=== Stated exercise ===
Without including the pictures, copy out every line below.

--- BEGIN Record excerpts ---

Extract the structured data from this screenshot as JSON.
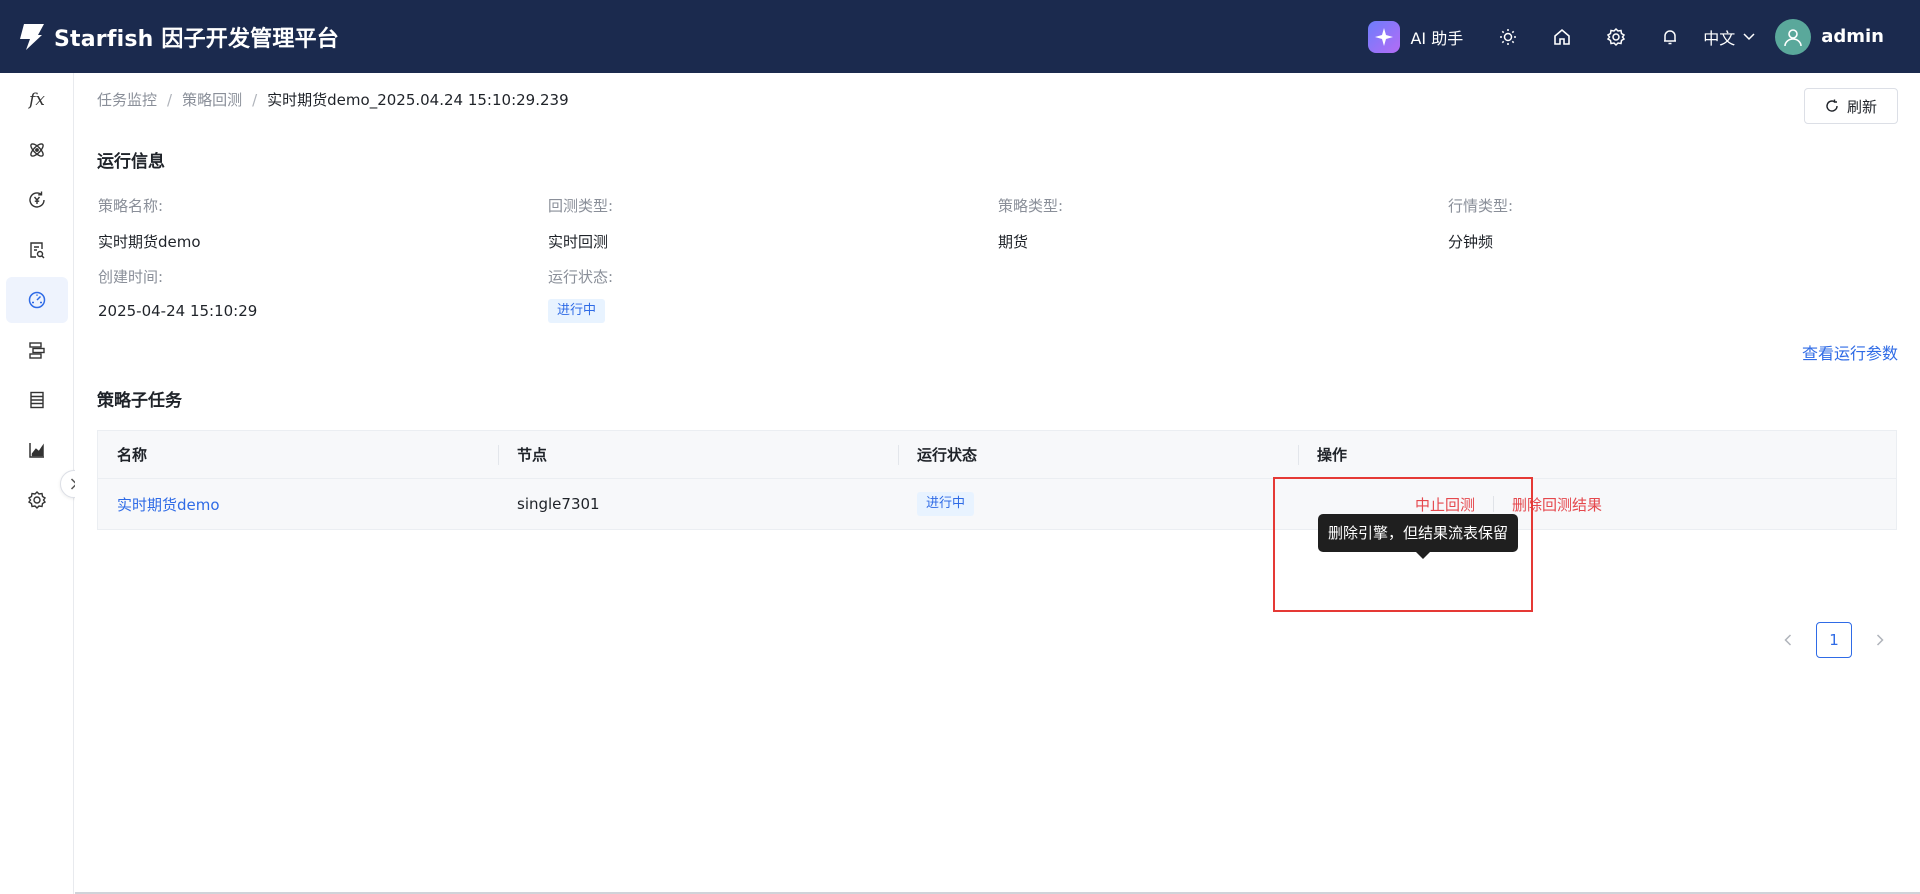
{
  "header": {
    "title": "Starfish 因子开发管理平台",
    "ai_label": "AI 助手",
    "lang_label": "中文",
    "user_name": "admin"
  },
  "sidebar": {
    "items": [
      {
        "name": "fx",
        "label": "fx"
      },
      {
        "name": "atom-icon"
      },
      {
        "name": "currency-cycle-icon"
      },
      {
        "name": "report-search-icon"
      },
      {
        "name": "dashboard-gauge-icon",
        "active": true
      },
      {
        "name": "strategy-steps-icon"
      },
      {
        "name": "table-list-icon"
      },
      {
        "name": "line-chart-icon"
      },
      {
        "name": "gear-icon"
      }
    ]
  },
  "breadcrumb": {
    "items": [
      "任务监控",
      "策略回测"
    ],
    "current": "实时期货demo_2025.04.24 15:10:29.239"
  },
  "refresh_label": "刷新",
  "run_info": {
    "title": "运行信息",
    "fields": [
      {
        "label": "策略名称:",
        "value": "实时期货demo"
      },
      {
        "label": "回测类型:",
        "value": "实时回测"
      },
      {
        "label": "策略类型:",
        "value": "期货"
      },
      {
        "label": "行情类型:",
        "value": "分钟频"
      },
      {
        "label": "创建时间:",
        "value": "2025-04-24 15:10:29"
      },
      {
        "label": "运行状态:",
        "value": "进行中"
      }
    ],
    "view_params_label": "查看运行参数"
  },
  "subtasks": {
    "title": "策略子任务",
    "columns": [
      "名称",
      "节点",
      "运行状态",
      "操作"
    ],
    "rows": [
      {
        "name": "实时期货demo",
        "node": "single7301",
        "status": "进行中",
        "actions": [
          "中止回测",
          "删除回测结果"
        ]
      }
    ],
    "tooltip": "删除引擎，但结果流表保留"
  },
  "pagination": {
    "current_page": "1"
  },
  "colors": {
    "header_bg": "#1b2a4e",
    "primary": "#2f6be6",
    "danger": "#e5484d",
    "highlight": "#e53935"
  }
}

--- END Record excerpts ---

=== Written response ===
Extract the structured data from this screenshot as JSON.
{
  "header": {
    "title": "Starfish 因子开发管理平台",
    "ai_label": "AI 助手",
    "lang_label": "中文",
    "user_name": "admin"
  },
  "sidebar": {
    "items": [
      {
        "name": "fx",
        "label": "fx"
      },
      {
        "name": "atom-icon"
      },
      {
        "name": "currency-cycle-icon"
      },
      {
        "name": "report-search-icon"
      },
      {
        "name": "dashboard-gauge-icon",
        "active": true
      },
      {
        "name": "strategy-steps-icon"
      },
      {
        "name": "table-list-icon"
      },
      {
        "name": "line-chart-icon"
      },
      {
        "name": "gear-icon"
      }
    ]
  },
  "breadcrumb": {
    "items": [
      "任务监控",
      "策略回测"
    ],
    "current": "实时期货demo_2025.04.24 15:10:29.239"
  },
  "refresh_label": "刷新",
  "run_info": {
    "title": "运行信息",
    "fields": [
      {
        "label": "策略名称:",
        "value": "实时期货demo"
      },
      {
        "label": "回测类型:",
        "value": "实时回测"
      },
      {
        "label": "策略类型:",
        "value": "期货"
      },
      {
        "label": "行情类型:",
        "value": "分钟频"
      },
      {
        "label": "创建时间:",
        "value": "2025-04-24 15:10:29"
      },
      {
        "label": "运行状态:",
        "value": "进行中"
      }
    ],
    "view_params_label": "查看运行参数"
  },
  "subtasks": {
    "title": "策略子任务",
    "columns": [
      "名称",
      "节点",
      "运行状态",
      "操作"
    ],
    "rows": [
      {
        "name": "实时期货demo",
        "node": "single7301",
        "status": "进行中",
        "actions": [
          "中止回测",
          "删除回测结果"
        ]
      }
    ],
    "tooltip": "删除引擎，但结果流表保留"
  },
  "pagination": {
    "current_page": "1"
  },
  "colors": {
    "header_bg": "#1b2a4e",
    "primary": "#2f6be6",
    "danger": "#e5484d",
    "highlight": "#e53935"
  }
}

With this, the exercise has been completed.